A block of data

** Begin **

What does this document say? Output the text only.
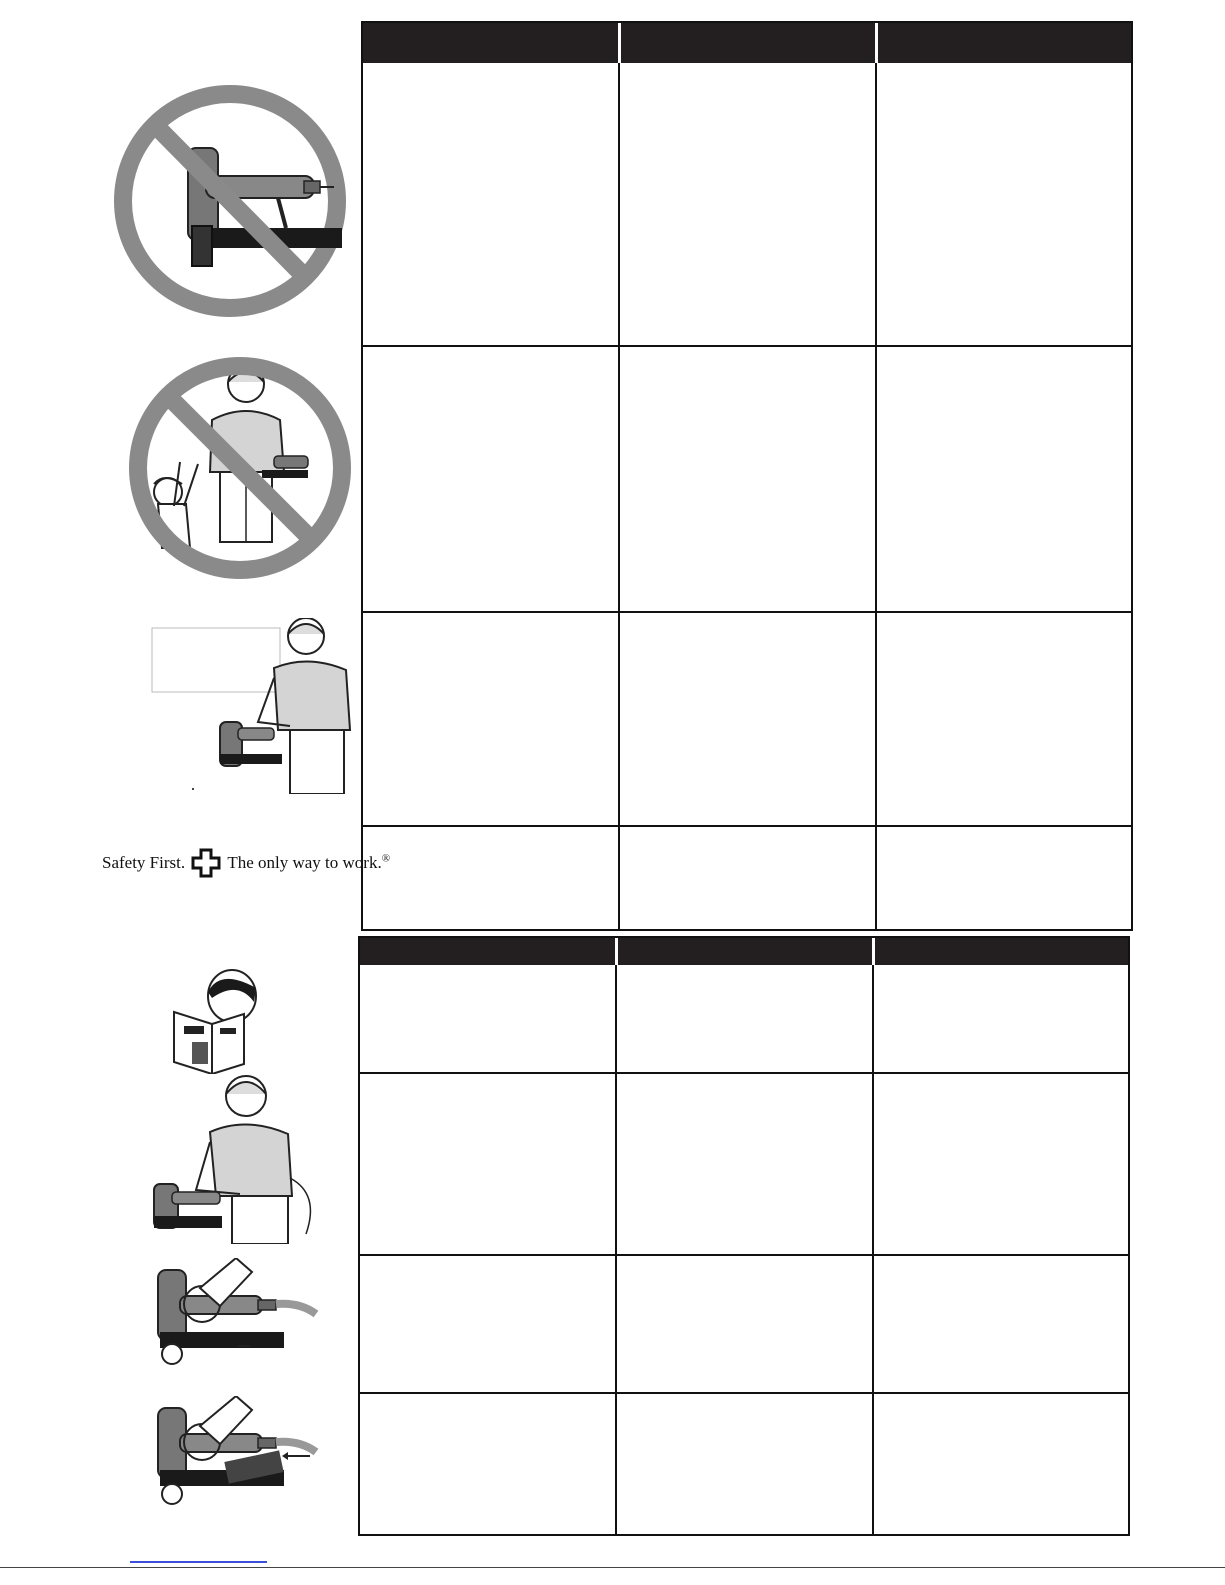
Safety First. The only way to work.®
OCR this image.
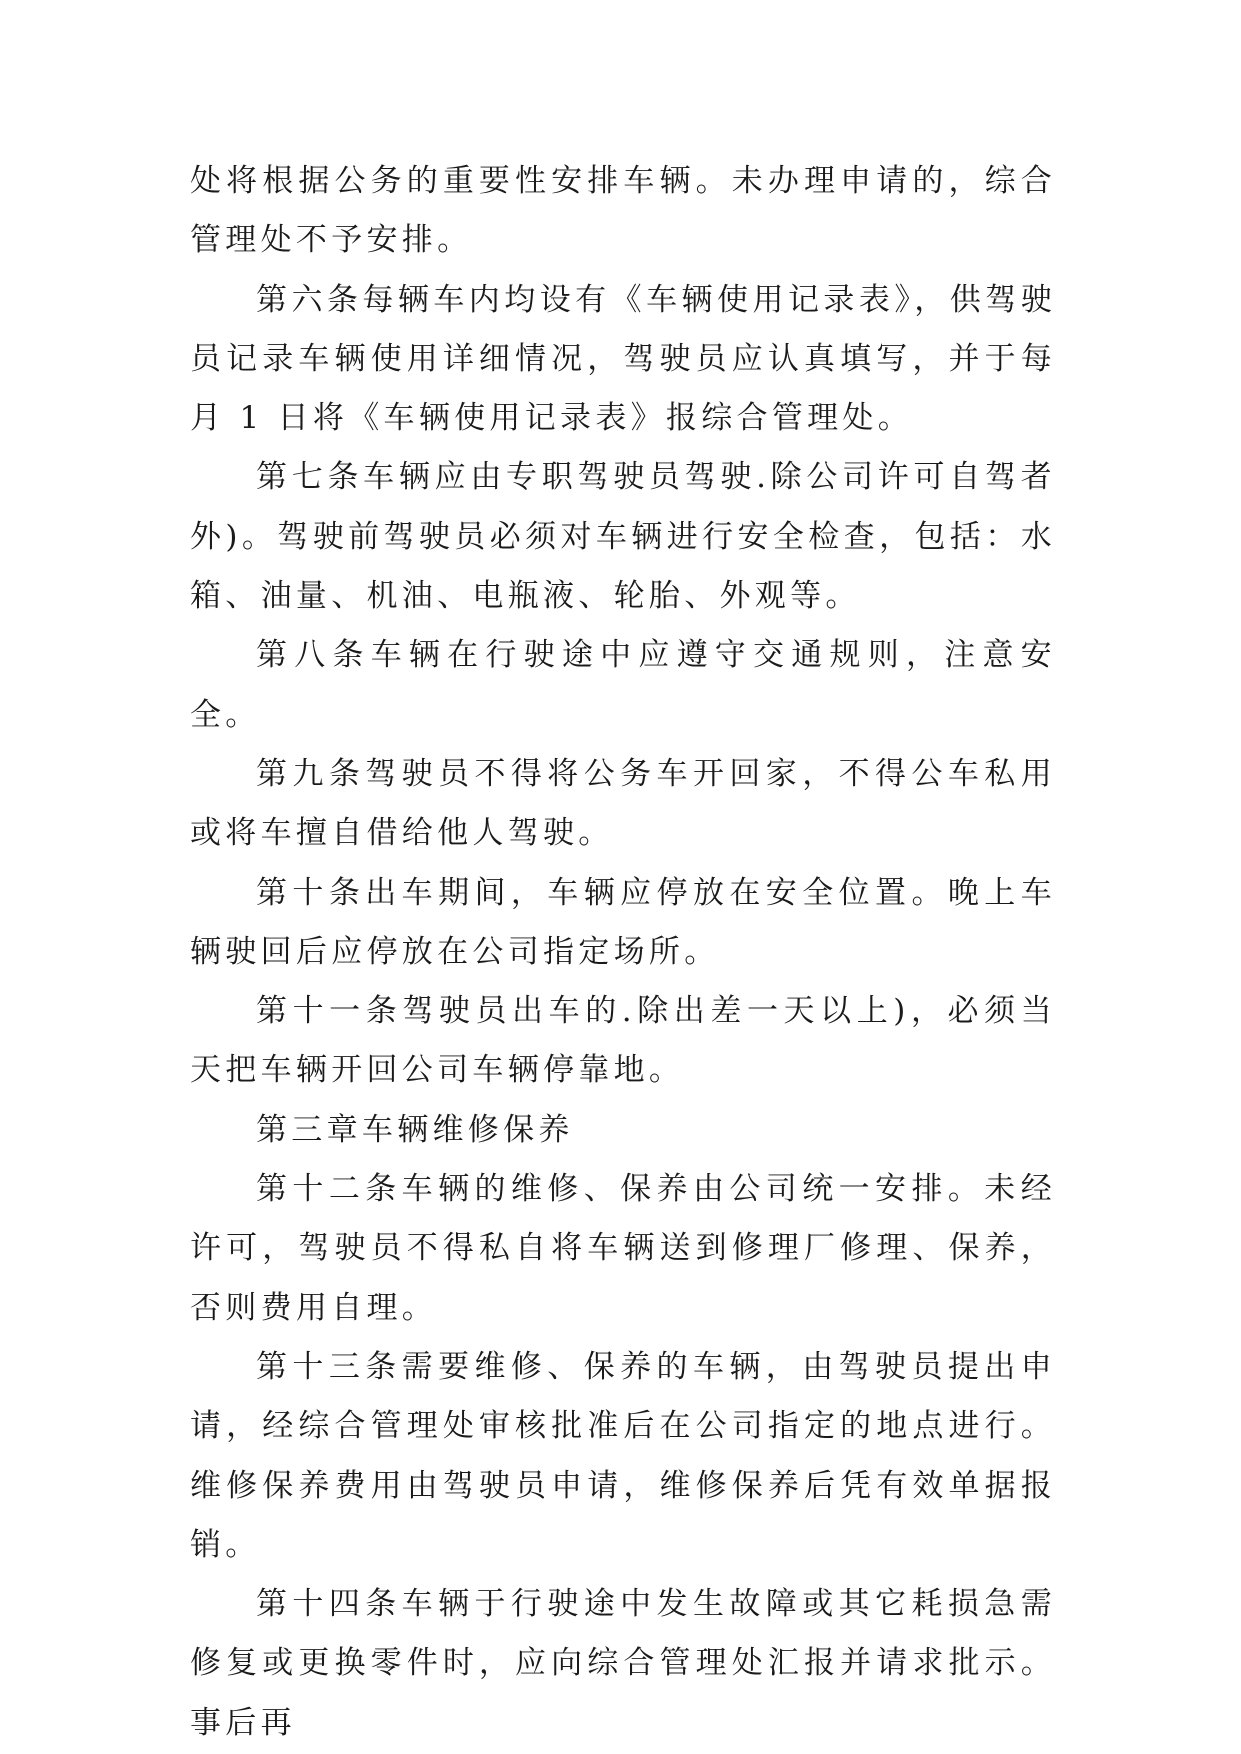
处将根据公务的重要性安排车辆。未办理申请的，综合管理处不予安排。

第六条每辆车内均设有《车辆使用记录表》，供驾驶员记录车辆使用详细情况，驾驶员应认真填写，并于每月 1 日将《车辆使用记录表》报综合管理处。

第七条车辆应由专职驾驶员驾驶.除公司许可自驾者外)。驾驶前驾驶员必须对车辆进行安全检查，包括：水箱、油量、机油、电瓶液、轮胎、外观等。

第八条车辆在行驶途中应遵守交通规则，注意安全。

第九条驾驶员不得将公务车开回家，不得公车私用或将车擅自借给他人驾驶。

第十条出车期间，车辆应停放在安全位置。晚上车辆驶回后应停放在公司指定场所。

第十一条驾驶员出车的.除出差一天以上)，必须当天把车辆开回公司车辆停靠地。

第三章车辆维修保养

第十二条车辆的维修、保养由公司统一安排。未经许可，驾驶员不得私自将车辆送到修理厂修理、保养，否则费用自理。

第十三条需要维修、保养的车辆，由驾驶员提出申请，经综合管理处审核批准后在公司指定的地点进行。维修保养费用由驾驶员申请，维修保养后凭有效单据报销。

第十四条车辆于行驶途中发生故障或其它耗损急需修复或更换零件时，应向综合管理处汇报并请求批示。事后再
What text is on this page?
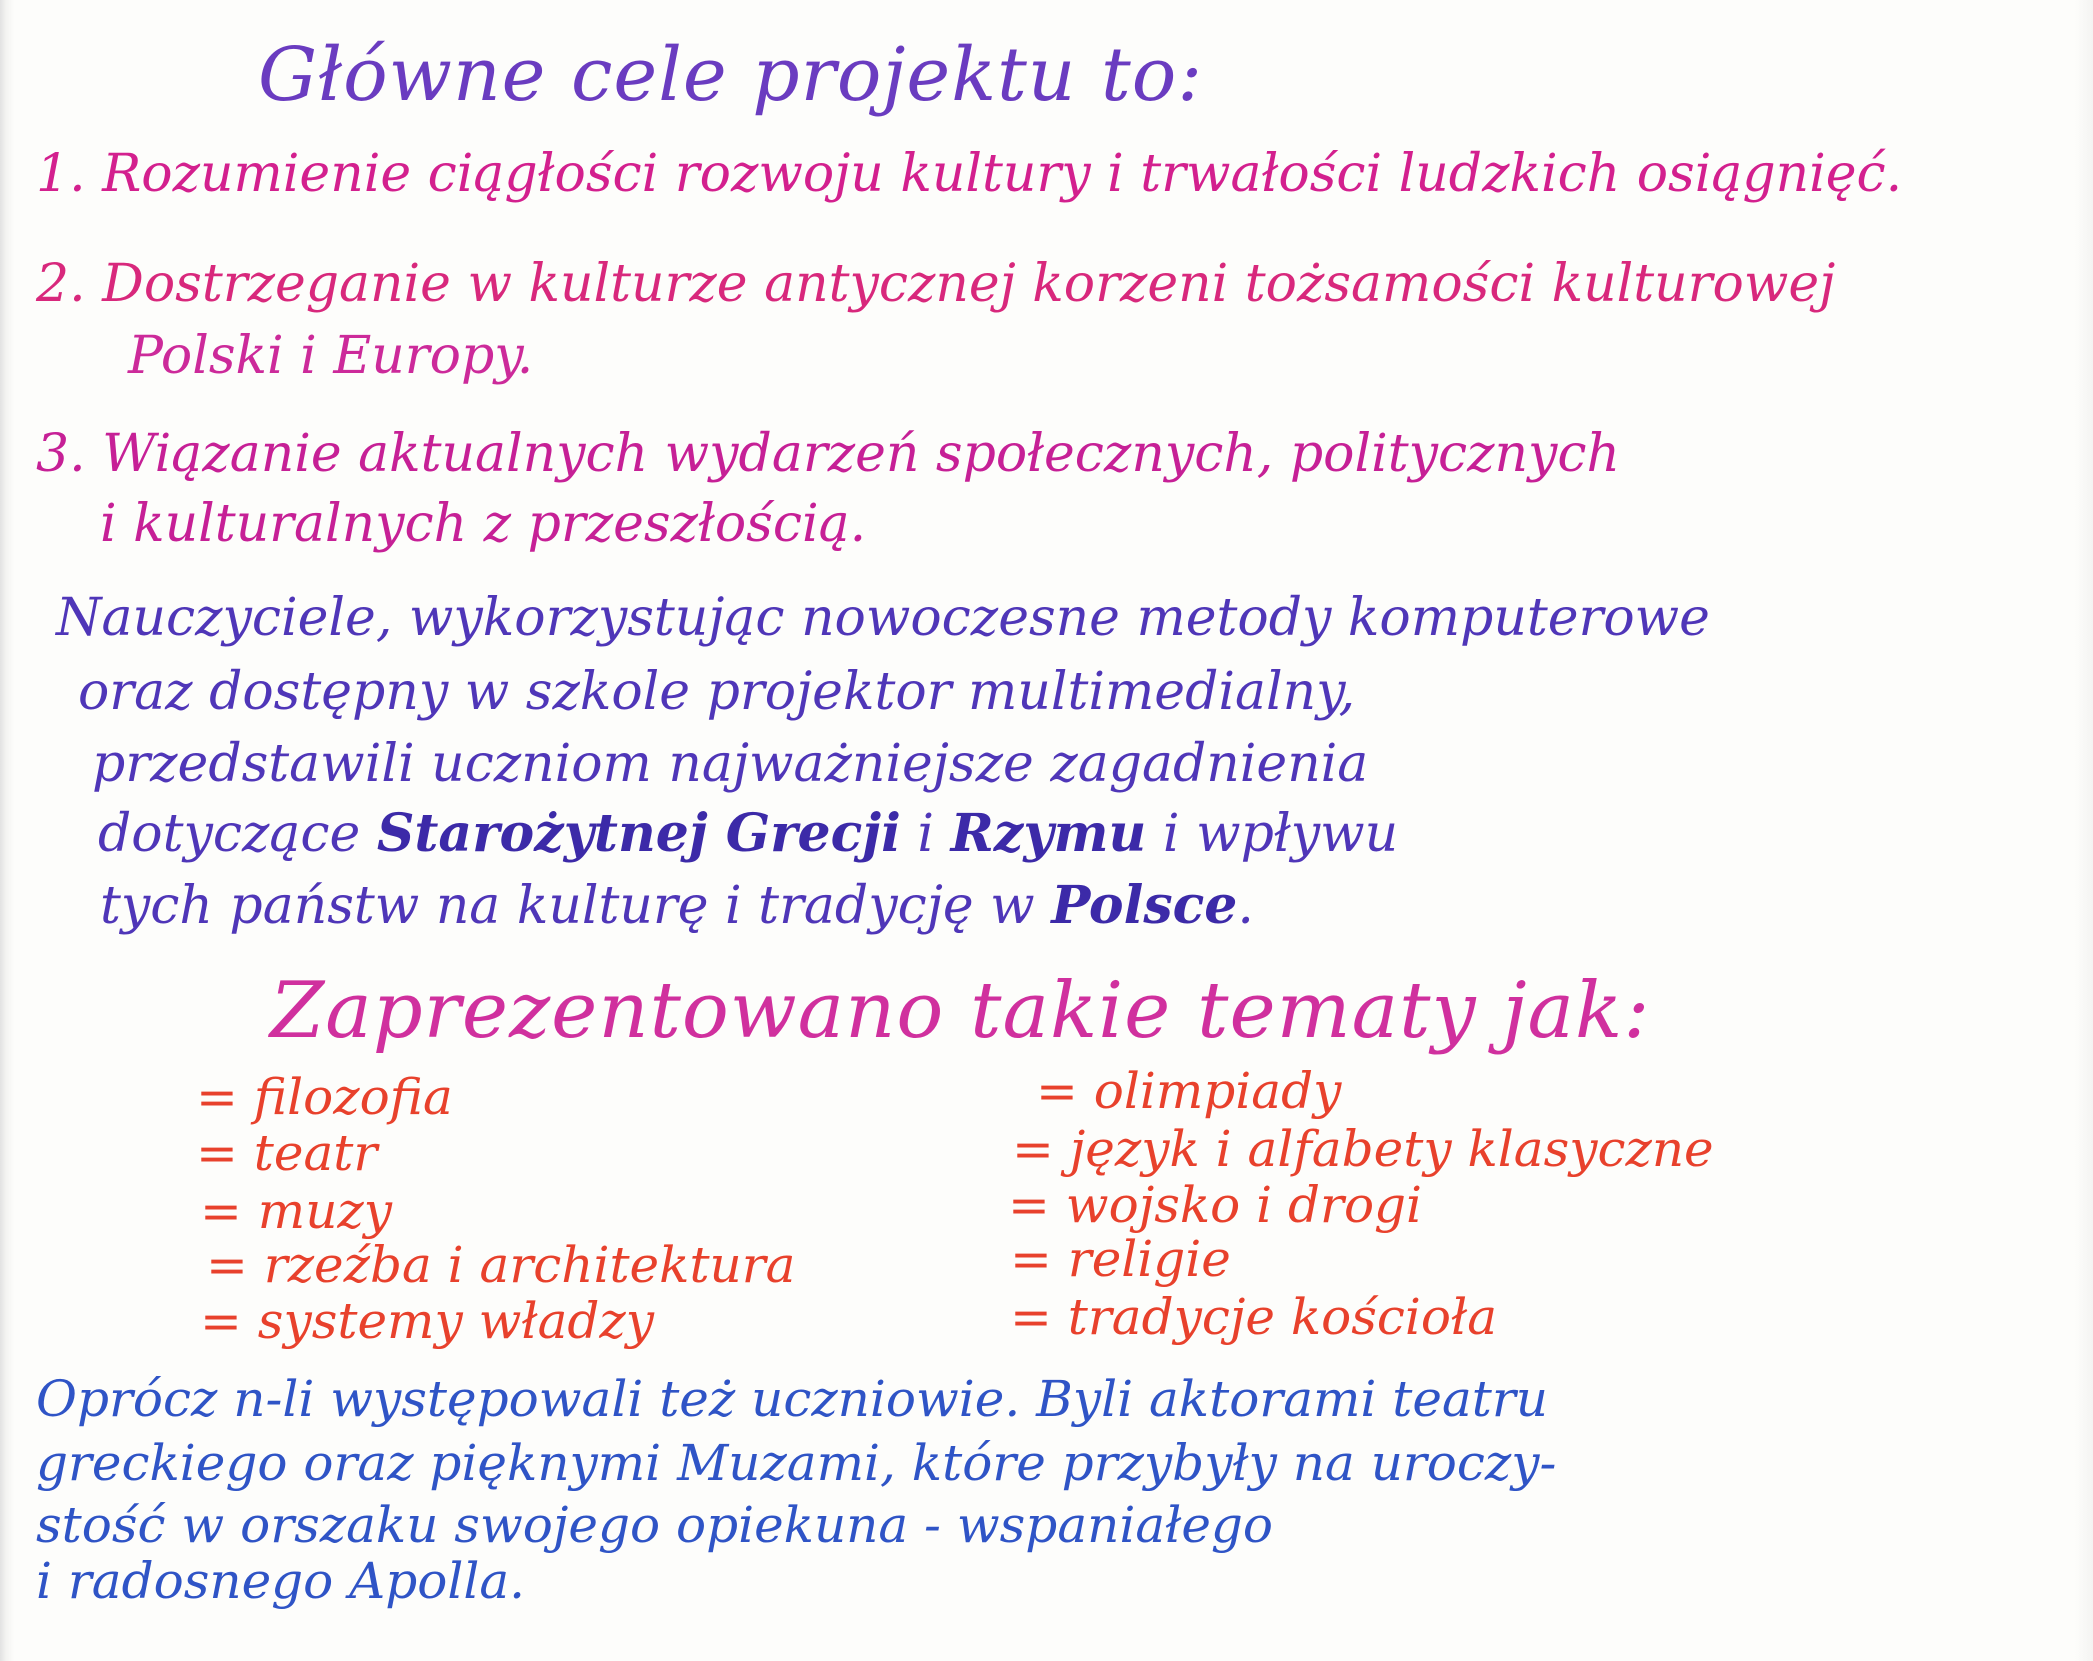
Główne cele projektu to:
1. Rozumienie ciągłości rozwoju kultury i trwałości ludzkich osiągnięć.
2. Dostrzeganie w kulturze antycznej korzeni tożsamości kulturowej
Polski i Europy.
3. Wiązanie aktualnych wydarzeń społecznych, politycznych
i kulturalnych z przeszłością.
Nauczyciele, wykorzystując nowoczesne metody komputerowe
oraz dostępny w szkole projektor multimedialny,
przedstawili uczniom najważniejsze zagadnienia
dotyczące Starożytnej Grecji i Rzymu i wpływu
tych państw na kulturę i tradycję w Polsce.
Zaprezentowano takie tematy jak:
= filozofia
= teatr
= muzy
= rzeźba i architektura
= systemy władzy
= olimpiady
= język i alfabety klasyczne
= wojsko i drogi
= religie
= tradycje kościoła
Oprócz n-li występowali też uczniowie. Byli aktorami teatru
greckiego oraz pięknymi Muzami, które przybyły na uroczy-
stość w orszaku swojego opiekuna - wspaniałego
i radosnego Apolla.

** End **

Given instruction:
Transcribe all the data word for word; the images stay out.

Task answer:
What does this document say? Output the text only.
Safety First. The only way to work.®
OCR this image.
处将根据公务的重要性安排车辆。未办理申请的，综合管理处不予安排。

第六条每辆车内均设有《车辆使用记录表》，供驾驶员记录车辆使用详细情况，驾驶员应认真填写，并于每月 1 日将《车辆使用记录表》报综合管理处。

第七条车辆应由专职驾驶员驾驶.除公司许可自驾者外)。驾驶前驾驶员必须对车辆进行安全检查，包括：水箱、油量、机油、电瓶液、轮胎、外观等。

第八条车辆在行驶途中应遵守交通规则，注意安全。

第九条驾驶员不得将公务车开回家，不得公车私用或将车擅自借给他人驾驶。

第十条出车期间，车辆应停放在安全位置。晚上车辆驶回后应停放在公司指定场所。

第十一条驾驶员出车的.除出差一天以上)，必须当天把车辆开回公司车辆停靠地。

第三章车辆维修保养

第十二条车辆的维修、保养由公司统一安排。未经许可，驾驶员不得私自将车辆送到修理厂修理、保养，否则费用自理。

第十三条需要维修、保养的车辆，由驾驶员提出申请，经综合管理处审核批准后在公司指定的地点进行。维修保养费用由驾驶员申请，维修保养后凭有效单据报销。

第十四条车辆于行驶途中发生故障或其它耗损急需修复或更换零件时，应向综合管理处汇报并请求批示。事后再
What text is on this page?
Główne cele projektu to:
1. Rozumienie ciągłości rozwoju kultury i trwałości ludzkich osiągnięć.
2. Dostrzeganie w kulturze antycznej korzeni tożsamości kulturowej
Polski i Europy.
3. Wiązanie aktualnych wydarzeń społecznych, politycznych
i kulturalnych z przeszłością.
Nauczyciele, wykorzystując nowoczesne metody komputerowe
oraz dostępny w szkole projektor multimedialny,
przedstawili uczniom najważniejsze zagadnienia
dotyczące Starożytnej Grecji i Rzymu i wpływu
tych państw na kulturę i tradycję w Polsce.
Zaprezentowano takie tematy jak:
= filozofia
= teatr
= muzy
= rzeźba i architektura
= systemy władzy
= olimpiady
= język i alfabety klasyczne
= wojsko i drogi
= religie
= tradycje kościoła
Oprócz n-li występowali też uczniowie. Byli aktorami teatru
greckiego oraz pięknymi Muzami, które przybyły na uroczy-
stość w orszaku swojego opiekuna - wspaniałego
i radosnego Apolla.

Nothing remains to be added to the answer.